[Input for this task]
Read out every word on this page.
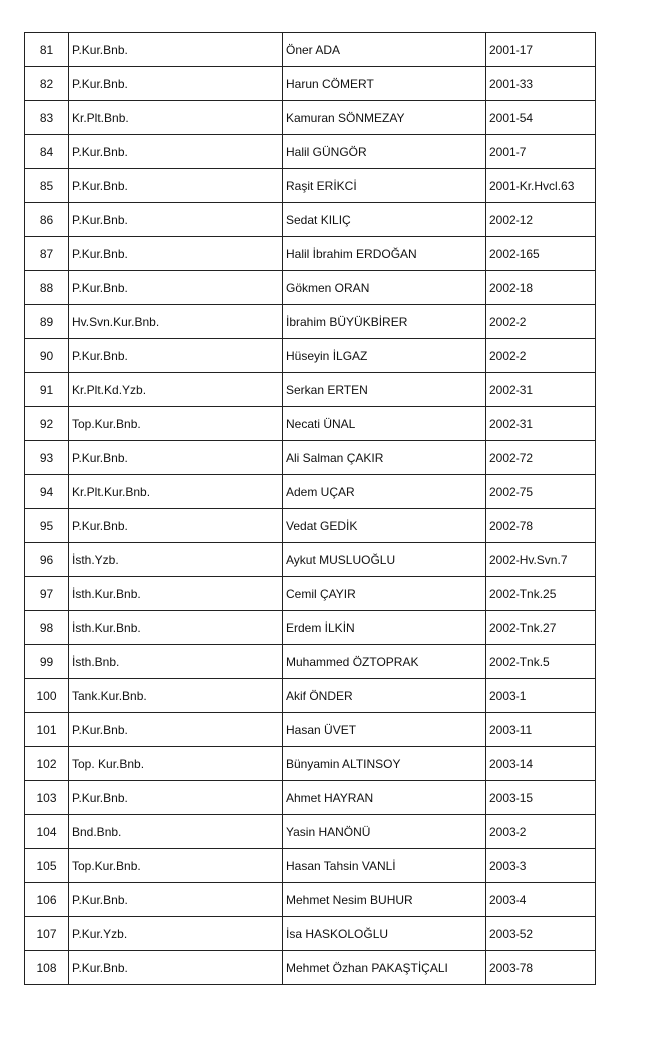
81	P.Kur.Bnb.	Öner ADA	2001-17
82	P.Kur.Bnb.	Harun CÖMERT	2001-33
83	Kr.Plt.Bnb.	Kamuran SÖNMEZAY	2001-54
84	P.Kur.Bnb.	Halil GÜNGÖR	2001-7
85	P.Kur.Bnb.	Raşit ERİKCİ	2001-Kr.Hvcl.63
86	P.Kur.Bnb.	Sedat KILIÇ	2002-12
87	P.Kur.Bnb.	Halil İbrahim ERDOĞAN	2002-165
88	P.Kur.Bnb.	Gökmen ORAN	2002-18
89	Hv.Svn.Kur.Bnb.	İbrahim BÜYÜKBİRER	2002-2
90	P.Kur.Bnb.	Hüseyin İLGAZ	2002-2
91	Kr.Plt.Kd.Yzb.	Serkan ERTEN	2002-31
92	Top.Kur.Bnb.	Necati ÜNAL	2002-31
93	P.Kur.Bnb.	Ali Salman ÇAKIR	2002-72
94	Kr.Plt.Kur.Bnb.	Adem UÇAR	2002-75
95	P.Kur.Bnb.	Vedat GEDİK	2002-78
96	İsth.Yzb.	Aykut MUSLUOĞLU	2002-Hv.Svn.7
97	İsth.Kur.Bnb.	Cemil ÇAYIR	2002-Tnk.25
98	İsth.Kur.Bnb.	Erdem İLKİN	2002-Tnk.27
99	İsth.Bnb.	Muhammed ÖZTOPRAK	2002-Tnk.5
100	Tank.Kur.Bnb.	Akif ÖNDER	2003-1
101	P.Kur.Bnb.	Hasan ÜVET	2003-11
102	Top. Kur.Bnb.	Bünyamin ALTINSOY	2003-14
103	P.Kur.Bnb.	Ahmet HAYRAN	2003-15
104	Bnd.Bnb.	Yasin HANÖNÜ	2003-2
105	Top.Kur.Bnb.	Hasan Tahsin VANLİ	2003-3
106	P.Kur.Bnb.	Mehmet Nesim BUHUR	2003-4
107	P.Kur.Yzb.	İsa HASKOLOĞLU	2003-52
108	P.Kur.Bnb.	Mehmet Özhan PAKAŞTİÇALI	2003-78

[Stated goal]
Exclude all images and restate the records above word for word.

[The answer]
Read out every word on this page.
81	P.Kur.Bnb.	Öner ADA	2001-17
82	P.Kur.Bnb.	Harun CÖMERT	2001-33
83	Kr.Plt.Bnb.	Kamuran SÖNMEZAY	2001-54
84	P.Kur.Bnb.	Halil GÜNGÖR	2001-7
85	P.Kur.Bnb.	Raşit ERİKCİ	2001-Kr.Hvcl.63
86	P.Kur.Bnb.	Sedat KILIÇ	2002-12
87	P.Kur.Bnb.	Halil İbrahim ERDOĞAN	2002-165
88	P.Kur.Bnb.	Gökmen ORAN	2002-18
89	Hv.Svn.Kur.Bnb.	İbrahim BÜYÜKBİRER	2002-2
90	P.Kur.Bnb.	Hüseyin İLGAZ	2002-2
91	Kr.Plt.Kd.Yzb.	Serkan ERTEN	2002-31
92	Top.Kur.Bnb.	Necati ÜNAL	2002-31
93	P.Kur.Bnb.	Ali Salman ÇAKIR	2002-72
94	Kr.Plt.Kur.Bnb.	Adem UÇAR	2002-75
95	P.Kur.Bnb.	Vedat GEDİK	2002-78
96	İsth.Yzb.	Aykut MUSLUOĞLU	2002-Hv.Svn.7
97	İsth.Kur.Bnb.	Cemil ÇAYIR	2002-Tnk.25
98	İsth.Kur.Bnb.	Erdem İLKİN	2002-Tnk.27
99	İsth.Bnb.	Muhammed ÖZTOPRAK	2002-Tnk.5
100	Tank.Kur.Bnb.	Akif ÖNDER	2003-1
101	P.Kur.Bnb.	Hasan ÜVET	2003-11
102	Top. Kur.Bnb.	Bünyamin ALTINSOY	2003-14
103	P.Kur.Bnb.	Ahmet HAYRAN	2003-15
104	Bnd.Bnb.	Yasin HANÖNÜ	2003-2
105	Top.Kur.Bnb.	Hasan Tahsin VANLİ	2003-3
106	P.Kur.Bnb.	Mehmet Nesim BUHUR	2003-4
107	P.Kur.Yzb.	İsa HASKOLOĞLU	2003-52
108	P.Kur.Bnb.	Mehmet Özhan PAKAŞTİÇALI	2003-78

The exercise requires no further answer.